Records to process:
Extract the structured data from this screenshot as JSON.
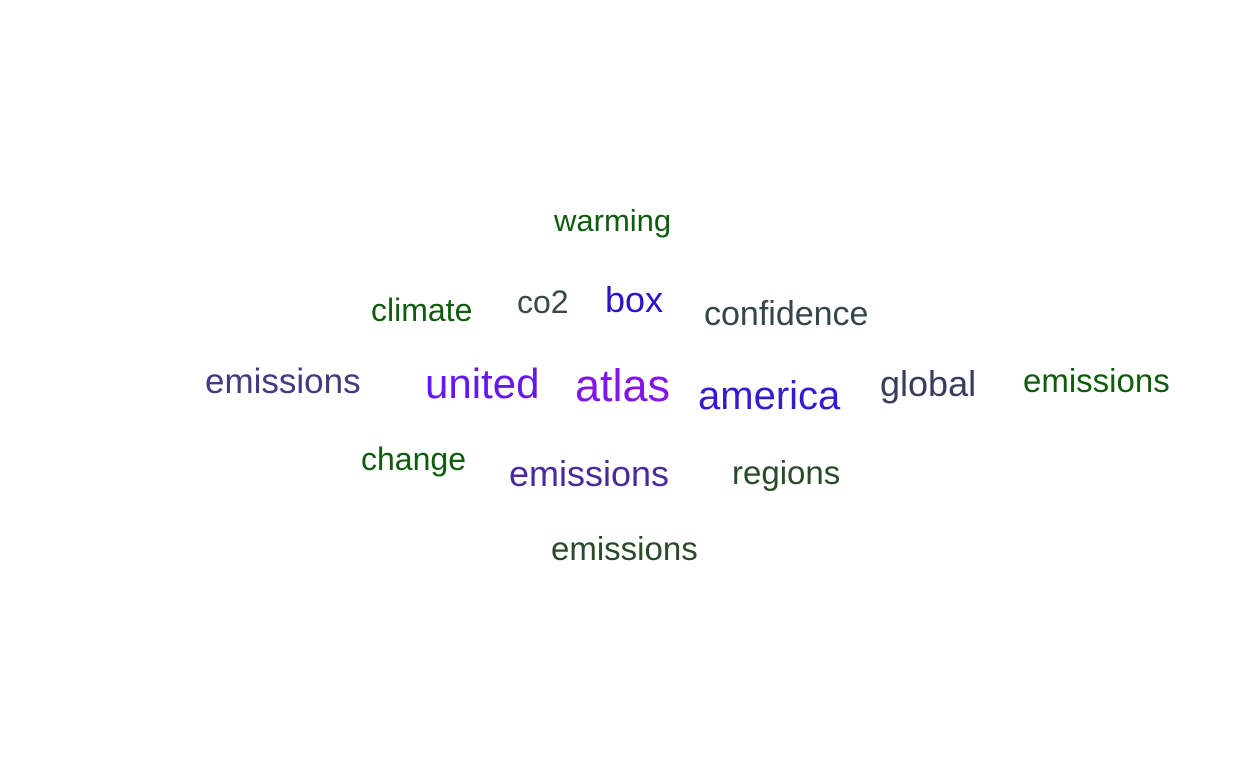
{
  "word_cloud": {
    "words": [
      {
        "text": "warming",
        "color": "#0f5c0f"
      },
      {
        "text": "climate",
        "color": "#0f5c0f"
      },
      {
        "text": "co2",
        "color": "#3a4a48"
      },
      {
        "text": "box",
        "color": "#2a14c8"
      },
      {
        "text": "confidence",
        "color": "#34464a"
      },
      {
        "text": "emissions",
        "color": "#443a80"
      },
      {
        "text": "united",
        "color": "#6418ea"
      },
      {
        "text": "atlas",
        "color": "#8414ea"
      },
      {
        "text": "america",
        "color": "#3818d0"
      },
      {
        "text": "global",
        "color": "#3a3c5c"
      },
      {
        "text": "emissions",
        "color": "#0f5c0f"
      },
      {
        "text": "change",
        "color": "#0f5c0f"
      },
      {
        "text": "emissions",
        "color": "#4a2a9c"
      },
      {
        "text": "regions",
        "color": "#2a4a2a"
      },
      {
        "text": "emissions",
        "color": "#2a4a2a"
      }
    ]
  }
}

Prompt:
All the records above need to be given again word for word. Skip the pictures.

Solved exercise:
Extract the structured data from this screenshot as JSON.
{
  "word_cloud": {
    "words": [
      {
        "text": "warming",
        "color": "#0f5c0f"
      },
      {
        "text": "climate",
        "color": "#0f5c0f"
      },
      {
        "text": "co2",
        "color": "#3a4a48"
      },
      {
        "text": "box",
        "color": "#2a14c8"
      },
      {
        "text": "confidence",
        "color": "#34464a"
      },
      {
        "text": "emissions",
        "color": "#443a80"
      },
      {
        "text": "united",
        "color": "#6418ea"
      },
      {
        "text": "atlas",
        "color": "#8414ea"
      },
      {
        "text": "america",
        "color": "#3818d0"
      },
      {
        "text": "global",
        "color": "#3a3c5c"
      },
      {
        "text": "emissions",
        "color": "#0f5c0f"
      },
      {
        "text": "change",
        "color": "#0f5c0f"
      },
      {
        "text": "emissions",
        "color": "#4a2a9c"
      },
      {
        "text": "regions",
        "color": "#2a4a2a"
      },
      {
        "text": "emissions",
        "color": "#2a4a2a"
      }
    ]
  }
}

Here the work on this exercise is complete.